__Instruction__: Gather every line from the entries below that includes "interface".

__Data for this task__:
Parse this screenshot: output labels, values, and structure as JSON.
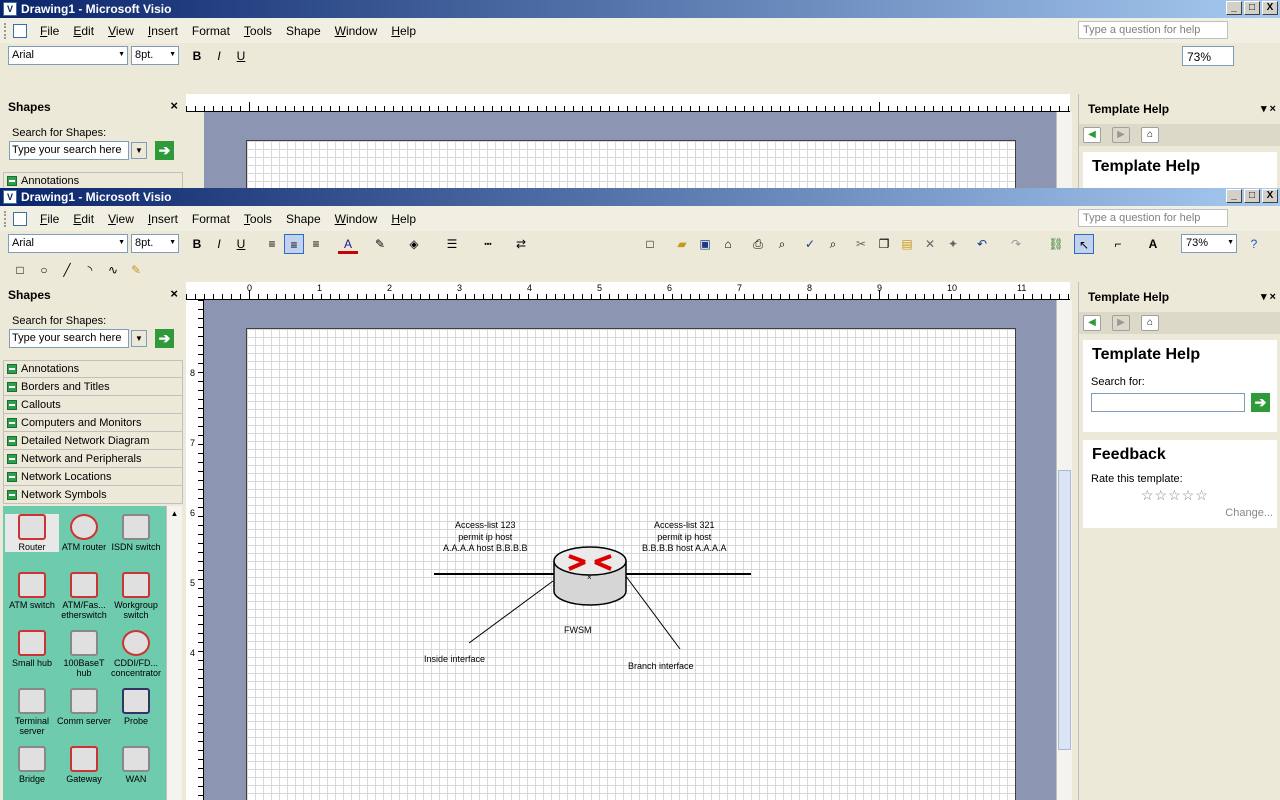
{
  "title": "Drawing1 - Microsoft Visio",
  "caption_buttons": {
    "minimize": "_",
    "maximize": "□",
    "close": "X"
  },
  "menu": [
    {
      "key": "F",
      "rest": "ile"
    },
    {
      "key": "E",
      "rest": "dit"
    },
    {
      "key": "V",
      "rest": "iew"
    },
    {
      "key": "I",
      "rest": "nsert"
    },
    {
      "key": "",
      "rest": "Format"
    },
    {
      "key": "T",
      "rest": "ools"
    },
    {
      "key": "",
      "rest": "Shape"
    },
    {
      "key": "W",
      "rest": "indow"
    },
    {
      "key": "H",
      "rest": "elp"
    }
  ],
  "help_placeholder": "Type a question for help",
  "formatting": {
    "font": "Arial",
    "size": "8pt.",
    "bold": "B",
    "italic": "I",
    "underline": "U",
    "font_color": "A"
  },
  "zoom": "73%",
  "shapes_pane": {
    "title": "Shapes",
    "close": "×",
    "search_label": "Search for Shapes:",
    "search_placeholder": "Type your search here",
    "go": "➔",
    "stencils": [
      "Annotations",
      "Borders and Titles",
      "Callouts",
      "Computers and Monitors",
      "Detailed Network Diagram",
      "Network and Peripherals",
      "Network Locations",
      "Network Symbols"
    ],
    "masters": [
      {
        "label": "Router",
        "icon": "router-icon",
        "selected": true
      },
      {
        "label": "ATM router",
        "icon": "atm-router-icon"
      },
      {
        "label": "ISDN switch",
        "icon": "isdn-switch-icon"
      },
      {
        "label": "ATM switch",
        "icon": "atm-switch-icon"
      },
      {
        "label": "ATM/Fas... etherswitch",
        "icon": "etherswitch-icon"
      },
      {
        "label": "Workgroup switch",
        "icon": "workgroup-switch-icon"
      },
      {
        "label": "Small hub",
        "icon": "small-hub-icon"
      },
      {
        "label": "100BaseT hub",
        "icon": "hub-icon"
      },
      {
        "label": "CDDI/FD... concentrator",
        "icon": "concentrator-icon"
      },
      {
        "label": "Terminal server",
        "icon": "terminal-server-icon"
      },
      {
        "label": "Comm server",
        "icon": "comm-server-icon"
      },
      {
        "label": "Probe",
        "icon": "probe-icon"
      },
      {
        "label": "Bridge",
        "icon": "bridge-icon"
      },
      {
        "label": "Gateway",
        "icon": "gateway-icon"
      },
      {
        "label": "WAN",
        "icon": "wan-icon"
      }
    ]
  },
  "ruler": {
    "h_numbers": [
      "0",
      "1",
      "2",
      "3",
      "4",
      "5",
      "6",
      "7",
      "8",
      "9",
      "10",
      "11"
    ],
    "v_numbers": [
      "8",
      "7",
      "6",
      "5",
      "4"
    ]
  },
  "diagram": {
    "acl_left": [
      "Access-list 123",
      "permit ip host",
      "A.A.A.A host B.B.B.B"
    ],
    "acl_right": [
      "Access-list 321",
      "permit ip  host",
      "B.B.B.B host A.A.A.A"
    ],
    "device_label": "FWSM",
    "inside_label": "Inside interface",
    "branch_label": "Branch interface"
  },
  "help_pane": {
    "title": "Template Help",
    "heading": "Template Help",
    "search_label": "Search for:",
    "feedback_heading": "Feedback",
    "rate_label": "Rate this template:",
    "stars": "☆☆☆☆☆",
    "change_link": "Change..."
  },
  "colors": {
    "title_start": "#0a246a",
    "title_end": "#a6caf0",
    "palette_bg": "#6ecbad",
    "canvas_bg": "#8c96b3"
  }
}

==

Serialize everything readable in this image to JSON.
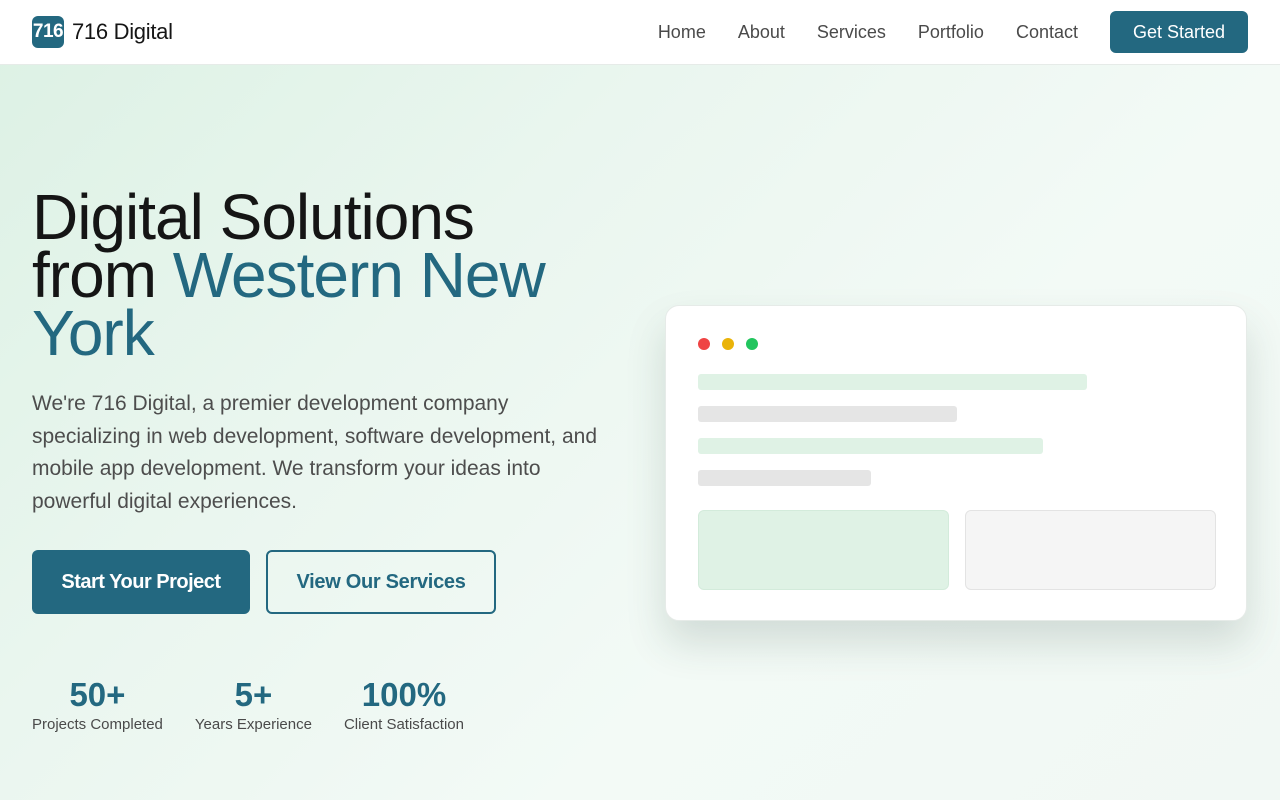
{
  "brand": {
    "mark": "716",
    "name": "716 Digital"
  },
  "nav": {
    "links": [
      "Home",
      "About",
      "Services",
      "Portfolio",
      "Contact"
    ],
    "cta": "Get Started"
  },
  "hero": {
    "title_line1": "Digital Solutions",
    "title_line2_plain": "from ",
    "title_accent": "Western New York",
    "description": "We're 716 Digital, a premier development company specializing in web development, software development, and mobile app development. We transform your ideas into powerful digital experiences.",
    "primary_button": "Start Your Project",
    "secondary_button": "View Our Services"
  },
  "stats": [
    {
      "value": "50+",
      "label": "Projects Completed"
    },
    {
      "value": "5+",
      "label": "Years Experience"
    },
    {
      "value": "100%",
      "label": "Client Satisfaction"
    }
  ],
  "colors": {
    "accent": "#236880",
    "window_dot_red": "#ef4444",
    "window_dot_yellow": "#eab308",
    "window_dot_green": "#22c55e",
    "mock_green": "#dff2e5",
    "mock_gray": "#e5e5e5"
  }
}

__The result__:
    "inside_label": "Inside interface",
    "branch_label": "Branch interface"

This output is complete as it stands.